# Your task:
Return every line of the material exactly.

# Items:

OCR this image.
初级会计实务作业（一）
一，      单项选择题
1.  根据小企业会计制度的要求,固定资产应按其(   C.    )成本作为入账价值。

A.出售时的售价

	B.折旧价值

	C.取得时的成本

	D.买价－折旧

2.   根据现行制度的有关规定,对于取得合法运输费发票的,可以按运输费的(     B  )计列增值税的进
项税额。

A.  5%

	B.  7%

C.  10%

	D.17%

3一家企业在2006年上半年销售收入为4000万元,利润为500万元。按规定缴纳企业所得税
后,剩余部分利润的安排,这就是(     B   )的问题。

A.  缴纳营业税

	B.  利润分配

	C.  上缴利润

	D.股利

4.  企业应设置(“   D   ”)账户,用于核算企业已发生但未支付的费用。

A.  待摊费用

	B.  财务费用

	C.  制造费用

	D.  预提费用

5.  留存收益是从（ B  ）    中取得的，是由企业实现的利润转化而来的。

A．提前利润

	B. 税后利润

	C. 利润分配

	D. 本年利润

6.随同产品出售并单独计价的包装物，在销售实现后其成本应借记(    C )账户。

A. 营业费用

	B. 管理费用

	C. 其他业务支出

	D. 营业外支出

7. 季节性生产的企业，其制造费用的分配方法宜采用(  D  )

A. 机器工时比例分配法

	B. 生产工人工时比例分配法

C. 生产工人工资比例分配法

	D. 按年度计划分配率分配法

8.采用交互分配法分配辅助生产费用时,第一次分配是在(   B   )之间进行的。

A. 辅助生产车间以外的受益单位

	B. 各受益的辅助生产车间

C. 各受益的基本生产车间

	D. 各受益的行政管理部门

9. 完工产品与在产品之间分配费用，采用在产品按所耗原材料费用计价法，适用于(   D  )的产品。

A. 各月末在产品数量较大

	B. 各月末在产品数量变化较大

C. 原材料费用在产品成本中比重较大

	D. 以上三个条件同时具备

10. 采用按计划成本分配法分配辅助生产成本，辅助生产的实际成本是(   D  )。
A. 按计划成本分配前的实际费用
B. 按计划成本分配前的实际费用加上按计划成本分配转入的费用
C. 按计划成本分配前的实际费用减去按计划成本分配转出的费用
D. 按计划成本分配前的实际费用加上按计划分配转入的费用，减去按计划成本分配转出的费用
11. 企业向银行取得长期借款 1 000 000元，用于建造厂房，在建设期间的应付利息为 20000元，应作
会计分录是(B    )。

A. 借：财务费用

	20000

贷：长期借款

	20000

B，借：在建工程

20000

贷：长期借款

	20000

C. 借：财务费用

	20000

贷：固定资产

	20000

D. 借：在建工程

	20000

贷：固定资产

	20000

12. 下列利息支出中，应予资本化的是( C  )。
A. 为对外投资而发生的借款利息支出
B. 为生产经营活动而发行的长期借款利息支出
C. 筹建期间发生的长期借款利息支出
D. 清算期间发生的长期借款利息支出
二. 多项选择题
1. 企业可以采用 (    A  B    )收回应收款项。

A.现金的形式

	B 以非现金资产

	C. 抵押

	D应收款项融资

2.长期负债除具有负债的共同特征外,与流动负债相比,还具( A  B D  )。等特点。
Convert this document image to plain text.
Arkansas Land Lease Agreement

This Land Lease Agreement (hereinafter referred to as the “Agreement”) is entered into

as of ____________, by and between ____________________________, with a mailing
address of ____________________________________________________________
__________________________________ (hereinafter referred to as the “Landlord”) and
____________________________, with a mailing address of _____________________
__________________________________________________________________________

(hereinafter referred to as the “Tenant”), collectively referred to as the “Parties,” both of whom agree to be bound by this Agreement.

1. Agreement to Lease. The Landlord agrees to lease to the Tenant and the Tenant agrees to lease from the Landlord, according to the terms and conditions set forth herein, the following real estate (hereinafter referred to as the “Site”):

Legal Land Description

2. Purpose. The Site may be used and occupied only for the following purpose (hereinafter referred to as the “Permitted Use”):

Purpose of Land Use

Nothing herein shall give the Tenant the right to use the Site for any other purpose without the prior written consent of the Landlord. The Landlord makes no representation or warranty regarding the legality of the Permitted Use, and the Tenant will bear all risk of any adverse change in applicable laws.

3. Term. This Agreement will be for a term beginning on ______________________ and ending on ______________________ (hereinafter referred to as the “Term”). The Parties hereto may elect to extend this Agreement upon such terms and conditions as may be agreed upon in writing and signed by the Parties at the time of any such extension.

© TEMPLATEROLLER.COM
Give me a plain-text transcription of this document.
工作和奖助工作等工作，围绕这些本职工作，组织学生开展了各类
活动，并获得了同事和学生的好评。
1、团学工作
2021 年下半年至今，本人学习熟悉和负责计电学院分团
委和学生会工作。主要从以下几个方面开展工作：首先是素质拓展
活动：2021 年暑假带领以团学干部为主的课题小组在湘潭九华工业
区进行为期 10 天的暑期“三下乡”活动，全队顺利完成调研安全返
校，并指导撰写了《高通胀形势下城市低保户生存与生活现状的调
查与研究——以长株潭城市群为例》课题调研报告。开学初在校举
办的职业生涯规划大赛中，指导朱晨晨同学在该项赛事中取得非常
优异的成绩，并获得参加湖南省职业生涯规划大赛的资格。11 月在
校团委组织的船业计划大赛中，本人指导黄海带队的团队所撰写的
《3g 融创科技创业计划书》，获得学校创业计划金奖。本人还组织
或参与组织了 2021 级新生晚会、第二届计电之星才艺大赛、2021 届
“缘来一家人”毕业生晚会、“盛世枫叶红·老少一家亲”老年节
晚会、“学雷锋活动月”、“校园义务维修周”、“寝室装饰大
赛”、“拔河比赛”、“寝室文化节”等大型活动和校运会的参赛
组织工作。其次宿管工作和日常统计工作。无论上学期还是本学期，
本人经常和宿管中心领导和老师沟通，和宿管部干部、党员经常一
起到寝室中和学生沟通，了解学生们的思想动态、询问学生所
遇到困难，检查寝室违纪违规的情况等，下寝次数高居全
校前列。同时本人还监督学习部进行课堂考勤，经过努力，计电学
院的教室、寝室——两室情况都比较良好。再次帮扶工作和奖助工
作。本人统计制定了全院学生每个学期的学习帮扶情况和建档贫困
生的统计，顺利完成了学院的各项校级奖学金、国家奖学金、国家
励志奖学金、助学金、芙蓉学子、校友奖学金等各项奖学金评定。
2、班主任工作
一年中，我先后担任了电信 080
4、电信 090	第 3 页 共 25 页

# Output below:
OCR this image.
初级会计实务作业（一）
一，      单项选择题
1.  根据小企业会计制度的要求,固定资产应按其(   C.    )成本作为入账价值。

A.出售时的售价

	B.折旧价值

	C.取得时的成本

	D.买价－折旧

2.   根据现行制度的有关规定,对于取得合法运输费发票的,可以按运输费的(     B  )计列增值税的进
项税额。

A.  5%

	B.  7%

C.  10%

	D.17%

3一家企业在2006年上半年销售收入为4000万元,利润为500万元。按规定缴纳企业所得税
后,剩余部分利润的安排,这就是(     B   )的问题。

A.  缴纳营业税

	B.  利润分配

	C.  上缴利润

	D.股利

4.  企业应设置(“   D   ”)账户,用于核算企业已发生但未支付的费用。

A.  待摊费用

	B.  财务费用

	C.  制造费用

	D.  预提费用

5.  留存收益是从（ B  ）    中取得的，是由企业实现的利润转化而来的。

A．提前利润

	B. 税后利润

	C. 利润分配

	D. 本年利润

6.随同产品出售并单独计价的包装物，在销售实现后其成本应借记(    C )账户。

A. 营业费用

	B. 管理费用

	C. 其他业务支出

	D. 营业外支出

7. 季节性生产的企业，其制造费用的分配方法宜采用(  D  )

A. 机器工时比例分配法

	B. 生产工人工时比例分配法

C. 生产工人工资比例分配法

	D. 按年度计划分配率分配法

8.采用交互分配法分配辅助生产费用时,第一次分配是在(   B   )之间进行的。

A. 辅助生产车间以外的受益单位

	B. 各受益的辅助生产车间

C. 各受益的基本生产车间

	D. 各受益的行政管理部门

9. 完工产品与在产品之间分配费用，采用在产品按所耗原材料费用计价法，适用于(   D  )的产品。

A. 各月末在产品数量较大

	B. 各月末在产品数量变化较大

C. 原材料费用在产品成本中比重较大

	D. 以上三个条件同时具备

10. 采用按计划成本分配法分配辅助生产成本，辅助生产的实际成本是(   D  )。
A. 按计划成本分配前的实际费用
B. 按计划成本分配前的实际费用加上按计划成本分配转入的费用
C. 按计划成本分配前的实际费用减去按计划成本分配转出的费用
D. 按计划成本分配前的实际费用加上按计划分配转入的费用，减去按计划成本分配转出的费用
11. 企业向银行取得长期借款 1 000 000元，用于建造厂房，在建设期间的应付利息为 20000元，应作
会计分录是(B    )。

A. 借：财务费用

	20000

贷：长期借款

	20000

B，借：在建工程

20000

贷：长期借款

	20000

C. 借：财务费用

	20000

贷：固定资产

	20000

D. 借：在建工程

	20000

贷：固定资产

	20000

12. 下列利息支出中，应予资本化的是( C  )。
A. 为对外投资而发生的借款利息支出
B. 为生产经营活动而发行的长期借款利息支出
C. 筹建期间发生的长期借款利息支出
D. 清算期间发生的长期借款利息支出
二. 多项选择题
1. 企业可以采用 (    A  B    )收回应收款项。

A.现金的形式

	B 以非现金资产

	C. 抵押

	D应收款项融资

2.长期负债除具有负债的共同特征外,与流动负债相比,还具( A  B D  )。等特点。
Convert this document image to plain text.
Arkansas Land Lease Agreement

This Land Lease Agreement (hereinafter referred to as the “Agreement”) is entered into

as of ____________, by and between ____________________________, with a mailing
address of ____________________________________________________________
__________________________________ (hereinafter referred to as the “Landlord”) and
____________________________, with a mailing address of _____________________
__________________________________________________________________________

(hereinafter referred to as the “Tenant”), collectively referred to as the “Parties,” both of whom agree to be bound by this Agreement.

1. Agreement to Lease. The Landlord agrees to lease to the Tenant and the Tenant agrees to lease from the Landlord, according to the terms and conditions set forth herein, the following real estate (hereinafter referred to as the “Site”):

Legal Land Description

2. Purpose. The Site may be used and occupied only for the following purpose (hereinafter referred to as the “Permitted Use”):

Purpose of Land Use

Nothing herein shall give the Tenant the right to use the Site for any other purpose without the prior written consent of the Landlord. The Landlord makes no representation or warranty regarding the legality of the Permitted Use, and the Tenant will bear all risk of any adverse change in applicable laws.

3. Term. This Agreement will be for a term beginning on ______________________ and ending on ______________________ (hereinafter referred to as the “Term”). The Parties hereto may elect to extend this Agreement upon such terms and conditions as may be agreed upon in writing and signed by the Parties at the time of any such extension.

© TEMPLATEROLLER.COM
Give me a plain-text transcription of this document.
工作和奖助工作等工作，围绕这些本职工作，组织学生开展了各类
活动，并获得了同事和学生的好评。
1、团学工作
2021 年下半年至今，本人学习熟悉和负责计电学院分团
委和学生会工作。主要从以下几个方面开展工作：首先是素质拓展
活动：2021 年暑假带领以团学干部为主的课题小组在湘潭九华工业
区进行为期 10 天的暑期“三下乡”活动，全队顺利完成调研安全返
校，并指导撰写了《高通胀形势下城市低保户生存与生活现状的调
查与研究——以长株潭城市群为例》课题调研报告。开学初在校举
办的职业生涯规划大赛中，指导朱晨晨同学在该项赛事中取得非常
优异的成绩，并获得参加湖南省职业生涯规划大赛的资格。11 月在
校团委组织的船业计划大赛中，本人指导黄海带队的团队所撰写的
《3g 融创科技创业计划书》，获得学校创业计划金奖。本人还组织
或参与组织了 2021 级新生晚会、第二届计电之星才艺大赛、2021 届
“缘来一家人”毕业生晚会、“盛世枫叶红·老少一家亲”老年节
晚会、“学雷锋活动月”、“校园义务维修周”、“寝室装饰大
赛”、“拔河比赛”、“寝室文化节”等大型活动和校运会的参赛
组织工作。其次宿管工作和日常统计工作。无论上学期还是本学期，
本人经常和宿管中心领导和老师沟通，和宿管部干部、党员经常一
起到寝室中和学生沟通，了解学生们的思想动态、询问学生所
遇到困难，检查寝室违纪违规的情况等，下寝次数高居全
校前列。同时本人还监督学习部进行课堂考勤，经过努力，计电学
院的教室、寝室——两室情况都比较良好。再次帮扶工作和奖助工
作。本人统计制定了全院学生每个学期的学习帮扶情况和建档贫困
生的统计，顺利完成了学院的各项校级奖学金、国家奖学金、国家
励志奖学金、助学金、芙蓉学子、校友奖学金等各项奖学金评定。
2、班主任工作
一年中，我先后担任了电信 080
4、电信 090	第 3 页 共 25 页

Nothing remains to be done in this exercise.